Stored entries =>
== == ==

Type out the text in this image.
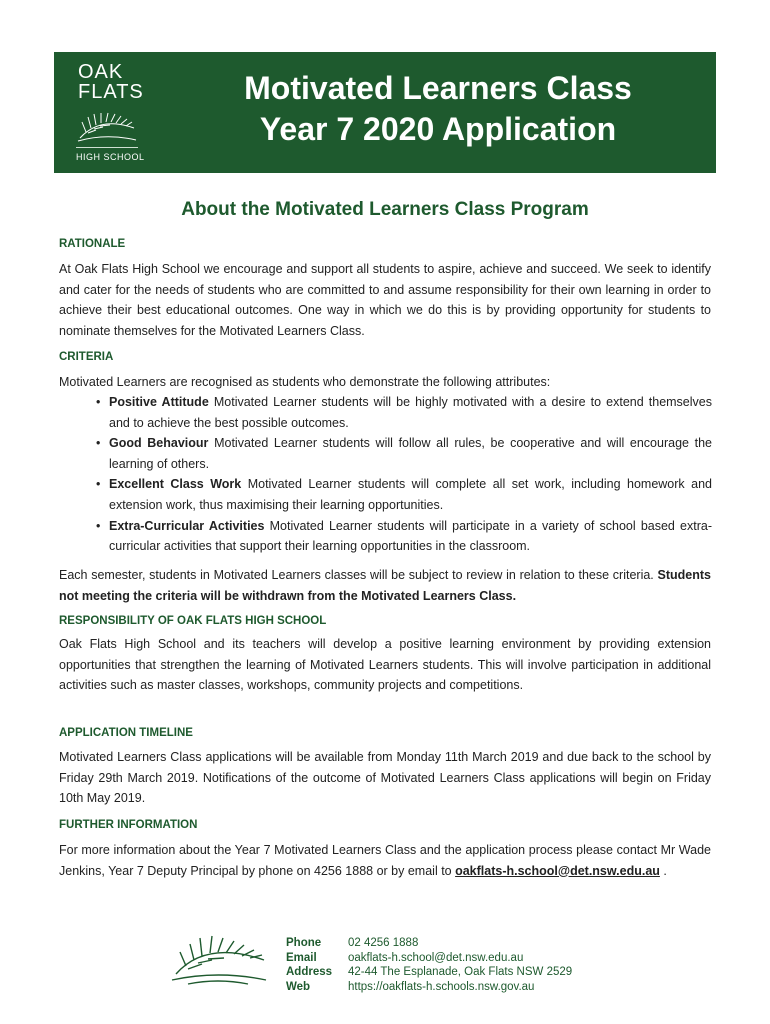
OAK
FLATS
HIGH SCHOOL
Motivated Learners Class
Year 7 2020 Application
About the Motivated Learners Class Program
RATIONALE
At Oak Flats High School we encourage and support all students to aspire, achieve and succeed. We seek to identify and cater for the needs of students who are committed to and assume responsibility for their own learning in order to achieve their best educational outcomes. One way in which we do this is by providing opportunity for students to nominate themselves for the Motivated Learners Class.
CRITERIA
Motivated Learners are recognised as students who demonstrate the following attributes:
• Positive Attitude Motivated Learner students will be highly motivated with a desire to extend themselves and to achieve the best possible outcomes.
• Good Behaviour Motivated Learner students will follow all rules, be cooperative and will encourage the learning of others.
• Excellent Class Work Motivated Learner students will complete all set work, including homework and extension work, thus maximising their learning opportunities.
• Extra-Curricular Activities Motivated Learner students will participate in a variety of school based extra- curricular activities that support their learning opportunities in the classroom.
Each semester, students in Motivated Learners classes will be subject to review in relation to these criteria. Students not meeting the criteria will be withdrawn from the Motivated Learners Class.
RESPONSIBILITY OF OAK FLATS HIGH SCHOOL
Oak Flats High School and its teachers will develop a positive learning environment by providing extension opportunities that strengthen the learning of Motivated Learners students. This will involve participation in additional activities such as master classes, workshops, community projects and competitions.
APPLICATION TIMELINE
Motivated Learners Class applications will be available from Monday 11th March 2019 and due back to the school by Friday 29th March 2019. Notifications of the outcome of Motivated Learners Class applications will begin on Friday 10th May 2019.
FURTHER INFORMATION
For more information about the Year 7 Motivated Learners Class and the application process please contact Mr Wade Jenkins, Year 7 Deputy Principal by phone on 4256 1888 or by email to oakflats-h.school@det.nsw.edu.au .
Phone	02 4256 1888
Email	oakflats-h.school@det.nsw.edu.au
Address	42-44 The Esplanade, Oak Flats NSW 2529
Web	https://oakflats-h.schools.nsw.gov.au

== == ==

Task to complete =>
Find the count of lines in the data above where the string "providing" occurs. Provide that number alone.

Output of the task =>
2